** start Records provided **

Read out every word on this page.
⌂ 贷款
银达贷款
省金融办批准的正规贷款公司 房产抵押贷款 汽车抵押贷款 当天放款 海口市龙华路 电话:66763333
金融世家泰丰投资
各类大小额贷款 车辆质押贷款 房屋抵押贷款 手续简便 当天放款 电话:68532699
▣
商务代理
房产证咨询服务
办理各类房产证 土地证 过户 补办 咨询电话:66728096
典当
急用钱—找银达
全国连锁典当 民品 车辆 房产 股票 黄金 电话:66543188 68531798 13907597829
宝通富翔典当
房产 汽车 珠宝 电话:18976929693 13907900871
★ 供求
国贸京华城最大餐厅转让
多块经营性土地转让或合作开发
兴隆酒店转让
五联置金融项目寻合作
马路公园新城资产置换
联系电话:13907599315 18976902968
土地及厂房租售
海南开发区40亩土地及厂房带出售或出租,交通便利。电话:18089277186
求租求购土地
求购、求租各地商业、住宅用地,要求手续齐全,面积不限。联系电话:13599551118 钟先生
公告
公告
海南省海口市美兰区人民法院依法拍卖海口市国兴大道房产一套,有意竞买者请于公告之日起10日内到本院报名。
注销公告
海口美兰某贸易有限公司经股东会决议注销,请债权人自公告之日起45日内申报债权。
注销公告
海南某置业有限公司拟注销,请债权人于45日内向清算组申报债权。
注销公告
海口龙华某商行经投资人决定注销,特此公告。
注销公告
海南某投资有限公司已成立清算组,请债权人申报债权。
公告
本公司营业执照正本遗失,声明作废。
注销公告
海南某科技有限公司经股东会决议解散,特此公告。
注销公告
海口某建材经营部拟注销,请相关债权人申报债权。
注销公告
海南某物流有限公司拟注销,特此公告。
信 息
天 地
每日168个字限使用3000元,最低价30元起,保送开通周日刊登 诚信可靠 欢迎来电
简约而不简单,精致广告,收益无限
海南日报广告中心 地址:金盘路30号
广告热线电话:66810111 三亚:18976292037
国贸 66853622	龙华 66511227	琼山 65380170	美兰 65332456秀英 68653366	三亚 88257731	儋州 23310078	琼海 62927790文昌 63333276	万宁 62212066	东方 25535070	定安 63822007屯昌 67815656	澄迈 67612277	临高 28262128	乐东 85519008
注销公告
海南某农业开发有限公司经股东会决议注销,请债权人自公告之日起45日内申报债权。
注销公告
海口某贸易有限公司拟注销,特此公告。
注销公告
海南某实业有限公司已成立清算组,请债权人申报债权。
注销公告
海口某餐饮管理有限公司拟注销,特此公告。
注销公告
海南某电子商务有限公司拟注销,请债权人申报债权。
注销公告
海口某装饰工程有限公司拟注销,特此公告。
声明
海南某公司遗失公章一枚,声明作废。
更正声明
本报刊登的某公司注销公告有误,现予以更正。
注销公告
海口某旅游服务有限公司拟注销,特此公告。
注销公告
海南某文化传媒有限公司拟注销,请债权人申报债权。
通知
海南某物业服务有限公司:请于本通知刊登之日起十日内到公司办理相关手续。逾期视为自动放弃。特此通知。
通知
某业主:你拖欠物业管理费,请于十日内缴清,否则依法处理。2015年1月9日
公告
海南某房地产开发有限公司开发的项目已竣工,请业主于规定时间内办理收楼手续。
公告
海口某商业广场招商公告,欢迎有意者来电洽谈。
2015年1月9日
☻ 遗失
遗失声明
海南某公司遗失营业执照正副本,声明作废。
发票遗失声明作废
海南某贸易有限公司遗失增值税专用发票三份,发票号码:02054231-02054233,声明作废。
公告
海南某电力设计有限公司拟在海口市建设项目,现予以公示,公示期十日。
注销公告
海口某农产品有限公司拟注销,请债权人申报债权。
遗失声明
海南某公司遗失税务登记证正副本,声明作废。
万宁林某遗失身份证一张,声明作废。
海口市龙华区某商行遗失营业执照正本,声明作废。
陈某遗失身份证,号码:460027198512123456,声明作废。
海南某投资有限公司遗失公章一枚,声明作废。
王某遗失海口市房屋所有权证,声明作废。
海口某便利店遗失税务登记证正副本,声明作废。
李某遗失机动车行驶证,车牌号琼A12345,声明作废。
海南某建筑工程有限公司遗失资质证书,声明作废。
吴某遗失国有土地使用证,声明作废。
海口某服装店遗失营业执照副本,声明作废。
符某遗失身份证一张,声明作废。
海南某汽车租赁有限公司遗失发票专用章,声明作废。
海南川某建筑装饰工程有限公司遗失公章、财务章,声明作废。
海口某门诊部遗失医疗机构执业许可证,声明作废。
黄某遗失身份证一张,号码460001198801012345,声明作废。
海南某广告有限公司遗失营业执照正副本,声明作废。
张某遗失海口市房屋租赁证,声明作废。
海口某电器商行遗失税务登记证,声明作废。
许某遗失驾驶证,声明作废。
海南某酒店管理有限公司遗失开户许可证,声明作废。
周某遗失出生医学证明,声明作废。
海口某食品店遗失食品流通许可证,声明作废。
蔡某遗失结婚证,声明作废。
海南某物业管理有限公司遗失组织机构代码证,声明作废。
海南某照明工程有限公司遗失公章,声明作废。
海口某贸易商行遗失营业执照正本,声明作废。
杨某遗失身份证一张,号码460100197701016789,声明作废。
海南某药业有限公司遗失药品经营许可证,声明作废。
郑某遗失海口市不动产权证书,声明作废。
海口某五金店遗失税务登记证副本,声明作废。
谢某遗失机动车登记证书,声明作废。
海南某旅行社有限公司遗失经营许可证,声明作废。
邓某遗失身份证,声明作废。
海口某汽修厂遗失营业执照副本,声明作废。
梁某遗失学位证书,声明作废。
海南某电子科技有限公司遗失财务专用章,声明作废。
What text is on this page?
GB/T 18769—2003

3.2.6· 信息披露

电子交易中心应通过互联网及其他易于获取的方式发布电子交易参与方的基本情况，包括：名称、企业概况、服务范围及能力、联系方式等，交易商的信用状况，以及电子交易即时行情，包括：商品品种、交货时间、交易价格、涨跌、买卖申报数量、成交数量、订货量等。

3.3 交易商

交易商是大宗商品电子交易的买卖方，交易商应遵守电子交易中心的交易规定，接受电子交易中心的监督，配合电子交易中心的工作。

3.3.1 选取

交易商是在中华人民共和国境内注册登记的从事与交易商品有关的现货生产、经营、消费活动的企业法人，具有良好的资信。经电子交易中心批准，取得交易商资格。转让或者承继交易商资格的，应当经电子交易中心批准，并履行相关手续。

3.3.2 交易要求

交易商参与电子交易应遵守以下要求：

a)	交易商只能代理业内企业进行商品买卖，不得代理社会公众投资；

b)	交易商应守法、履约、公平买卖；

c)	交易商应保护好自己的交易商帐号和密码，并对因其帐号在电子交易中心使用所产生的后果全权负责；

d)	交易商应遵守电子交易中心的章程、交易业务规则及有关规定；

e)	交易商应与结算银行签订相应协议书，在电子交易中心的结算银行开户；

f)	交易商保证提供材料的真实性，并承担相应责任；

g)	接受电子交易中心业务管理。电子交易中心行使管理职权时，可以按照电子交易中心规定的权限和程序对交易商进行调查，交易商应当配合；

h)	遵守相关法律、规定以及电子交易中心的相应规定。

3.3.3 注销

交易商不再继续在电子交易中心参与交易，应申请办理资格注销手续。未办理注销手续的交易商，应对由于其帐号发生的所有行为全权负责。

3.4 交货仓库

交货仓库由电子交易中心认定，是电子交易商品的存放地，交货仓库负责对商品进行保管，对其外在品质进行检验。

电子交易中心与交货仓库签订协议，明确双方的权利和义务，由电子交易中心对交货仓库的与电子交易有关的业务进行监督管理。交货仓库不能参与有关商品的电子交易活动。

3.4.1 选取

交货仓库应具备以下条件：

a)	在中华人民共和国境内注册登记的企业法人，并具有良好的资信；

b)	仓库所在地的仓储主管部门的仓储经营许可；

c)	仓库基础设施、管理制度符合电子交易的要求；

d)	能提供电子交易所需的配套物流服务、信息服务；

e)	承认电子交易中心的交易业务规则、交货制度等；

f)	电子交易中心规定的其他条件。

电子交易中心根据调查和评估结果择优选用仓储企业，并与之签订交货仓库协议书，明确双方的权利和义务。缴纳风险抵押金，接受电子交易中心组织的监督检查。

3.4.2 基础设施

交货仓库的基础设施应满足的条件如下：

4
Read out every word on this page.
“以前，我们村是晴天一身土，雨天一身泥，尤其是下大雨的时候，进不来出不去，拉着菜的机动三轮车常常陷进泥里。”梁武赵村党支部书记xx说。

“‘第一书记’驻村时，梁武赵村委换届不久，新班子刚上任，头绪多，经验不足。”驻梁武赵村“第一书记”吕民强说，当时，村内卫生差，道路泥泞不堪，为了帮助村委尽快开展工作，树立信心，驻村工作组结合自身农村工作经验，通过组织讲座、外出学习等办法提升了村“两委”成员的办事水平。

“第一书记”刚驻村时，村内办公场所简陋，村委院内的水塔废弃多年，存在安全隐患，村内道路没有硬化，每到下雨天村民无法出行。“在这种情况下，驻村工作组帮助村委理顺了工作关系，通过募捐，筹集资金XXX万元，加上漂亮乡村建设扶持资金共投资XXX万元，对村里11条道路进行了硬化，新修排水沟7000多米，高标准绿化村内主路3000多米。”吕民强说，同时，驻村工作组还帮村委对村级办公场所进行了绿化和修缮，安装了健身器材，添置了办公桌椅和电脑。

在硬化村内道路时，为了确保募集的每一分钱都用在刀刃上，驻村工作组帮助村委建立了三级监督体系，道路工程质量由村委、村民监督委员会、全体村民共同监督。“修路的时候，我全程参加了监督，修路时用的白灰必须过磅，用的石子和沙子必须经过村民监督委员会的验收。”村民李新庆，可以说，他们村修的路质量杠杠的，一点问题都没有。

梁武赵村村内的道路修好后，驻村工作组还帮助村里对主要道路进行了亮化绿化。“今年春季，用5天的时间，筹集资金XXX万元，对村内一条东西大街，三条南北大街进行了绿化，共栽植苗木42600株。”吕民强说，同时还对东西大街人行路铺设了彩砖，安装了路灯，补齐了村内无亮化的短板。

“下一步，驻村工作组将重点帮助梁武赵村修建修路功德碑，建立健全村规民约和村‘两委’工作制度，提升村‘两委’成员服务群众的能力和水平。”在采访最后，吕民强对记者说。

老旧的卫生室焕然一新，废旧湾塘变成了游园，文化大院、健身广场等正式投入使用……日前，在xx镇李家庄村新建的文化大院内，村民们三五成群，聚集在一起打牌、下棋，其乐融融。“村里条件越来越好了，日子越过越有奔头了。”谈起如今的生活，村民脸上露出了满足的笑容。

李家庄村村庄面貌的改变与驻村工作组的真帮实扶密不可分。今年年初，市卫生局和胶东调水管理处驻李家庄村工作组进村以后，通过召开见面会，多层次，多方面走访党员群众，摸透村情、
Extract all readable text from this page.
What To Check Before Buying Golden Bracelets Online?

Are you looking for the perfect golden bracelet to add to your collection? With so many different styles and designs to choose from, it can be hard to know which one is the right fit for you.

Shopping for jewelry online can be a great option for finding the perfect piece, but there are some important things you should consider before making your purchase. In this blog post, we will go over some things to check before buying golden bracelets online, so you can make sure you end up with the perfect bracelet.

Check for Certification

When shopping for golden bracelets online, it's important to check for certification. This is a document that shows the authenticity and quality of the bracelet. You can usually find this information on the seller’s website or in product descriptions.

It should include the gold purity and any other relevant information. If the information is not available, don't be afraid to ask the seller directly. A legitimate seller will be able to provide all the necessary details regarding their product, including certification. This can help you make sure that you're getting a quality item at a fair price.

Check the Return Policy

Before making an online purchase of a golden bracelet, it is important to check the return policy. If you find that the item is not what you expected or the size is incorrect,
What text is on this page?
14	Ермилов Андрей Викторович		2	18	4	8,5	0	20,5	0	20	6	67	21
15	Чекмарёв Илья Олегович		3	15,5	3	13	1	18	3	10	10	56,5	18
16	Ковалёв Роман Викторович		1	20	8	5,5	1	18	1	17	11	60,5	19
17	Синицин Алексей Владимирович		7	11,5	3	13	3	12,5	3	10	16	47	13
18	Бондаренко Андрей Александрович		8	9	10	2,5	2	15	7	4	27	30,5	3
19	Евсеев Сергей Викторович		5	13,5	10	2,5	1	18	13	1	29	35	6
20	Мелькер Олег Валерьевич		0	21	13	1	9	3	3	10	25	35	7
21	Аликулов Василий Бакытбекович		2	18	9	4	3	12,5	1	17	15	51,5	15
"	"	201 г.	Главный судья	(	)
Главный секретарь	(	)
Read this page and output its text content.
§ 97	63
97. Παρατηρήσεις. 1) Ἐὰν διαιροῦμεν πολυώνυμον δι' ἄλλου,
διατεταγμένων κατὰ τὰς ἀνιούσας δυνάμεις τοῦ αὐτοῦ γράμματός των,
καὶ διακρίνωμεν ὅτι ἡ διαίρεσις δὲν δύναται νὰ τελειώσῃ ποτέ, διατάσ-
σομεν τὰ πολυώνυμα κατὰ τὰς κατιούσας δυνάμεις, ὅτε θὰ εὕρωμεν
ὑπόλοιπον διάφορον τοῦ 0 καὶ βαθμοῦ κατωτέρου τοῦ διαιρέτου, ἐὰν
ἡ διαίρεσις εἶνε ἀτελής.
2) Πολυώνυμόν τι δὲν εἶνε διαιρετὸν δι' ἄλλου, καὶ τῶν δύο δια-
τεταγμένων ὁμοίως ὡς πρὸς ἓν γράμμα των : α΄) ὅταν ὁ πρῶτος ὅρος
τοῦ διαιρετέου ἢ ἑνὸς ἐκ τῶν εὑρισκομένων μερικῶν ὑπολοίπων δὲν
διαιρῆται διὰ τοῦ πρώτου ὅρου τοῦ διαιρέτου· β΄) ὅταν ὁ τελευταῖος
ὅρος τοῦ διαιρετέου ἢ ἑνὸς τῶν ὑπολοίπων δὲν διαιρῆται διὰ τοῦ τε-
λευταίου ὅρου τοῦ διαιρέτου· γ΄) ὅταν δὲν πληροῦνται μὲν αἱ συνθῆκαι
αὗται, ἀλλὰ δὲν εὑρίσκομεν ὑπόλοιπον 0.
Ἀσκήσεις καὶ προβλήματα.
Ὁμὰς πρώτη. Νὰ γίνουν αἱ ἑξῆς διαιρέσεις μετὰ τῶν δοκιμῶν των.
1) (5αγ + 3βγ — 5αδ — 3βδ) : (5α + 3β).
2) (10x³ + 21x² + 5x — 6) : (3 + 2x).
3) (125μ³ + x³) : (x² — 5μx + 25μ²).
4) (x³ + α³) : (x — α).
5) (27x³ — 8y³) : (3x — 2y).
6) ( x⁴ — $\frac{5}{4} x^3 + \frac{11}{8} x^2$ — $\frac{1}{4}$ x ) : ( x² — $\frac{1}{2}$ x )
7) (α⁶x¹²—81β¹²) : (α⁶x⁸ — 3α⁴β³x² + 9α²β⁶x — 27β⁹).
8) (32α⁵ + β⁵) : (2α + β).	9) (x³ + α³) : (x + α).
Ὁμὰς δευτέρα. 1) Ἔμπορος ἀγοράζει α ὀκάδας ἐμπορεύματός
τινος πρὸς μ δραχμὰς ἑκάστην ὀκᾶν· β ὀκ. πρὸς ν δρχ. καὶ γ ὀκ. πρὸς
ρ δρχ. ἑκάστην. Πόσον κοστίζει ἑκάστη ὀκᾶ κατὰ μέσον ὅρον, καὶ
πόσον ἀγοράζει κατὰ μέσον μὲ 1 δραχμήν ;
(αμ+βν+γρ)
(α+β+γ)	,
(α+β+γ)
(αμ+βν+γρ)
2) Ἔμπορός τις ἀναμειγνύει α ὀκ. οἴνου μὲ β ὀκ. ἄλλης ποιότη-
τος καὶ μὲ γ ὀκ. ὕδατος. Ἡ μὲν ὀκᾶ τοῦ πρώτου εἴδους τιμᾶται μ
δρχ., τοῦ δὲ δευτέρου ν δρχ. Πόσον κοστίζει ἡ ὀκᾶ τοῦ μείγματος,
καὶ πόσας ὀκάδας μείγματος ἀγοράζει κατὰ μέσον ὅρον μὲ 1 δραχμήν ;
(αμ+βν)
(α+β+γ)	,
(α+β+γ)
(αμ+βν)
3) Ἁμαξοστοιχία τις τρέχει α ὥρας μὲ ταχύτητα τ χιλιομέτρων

** end Records provided **

Out of the material above, gather each line where "πρώτου" appears.

Complete output —
διαιρῆται διὰ τοῦ πρώτου ὅρου τοῦ διαιρέτου· β΄) ὅταν ὁ τελευταῖος
τος καὶ μὲ γ ὀκ. ὕδατος. Ἡ μὲν ὀκᾶ τοῦ πρώτου εἴδους τιμᾶται μ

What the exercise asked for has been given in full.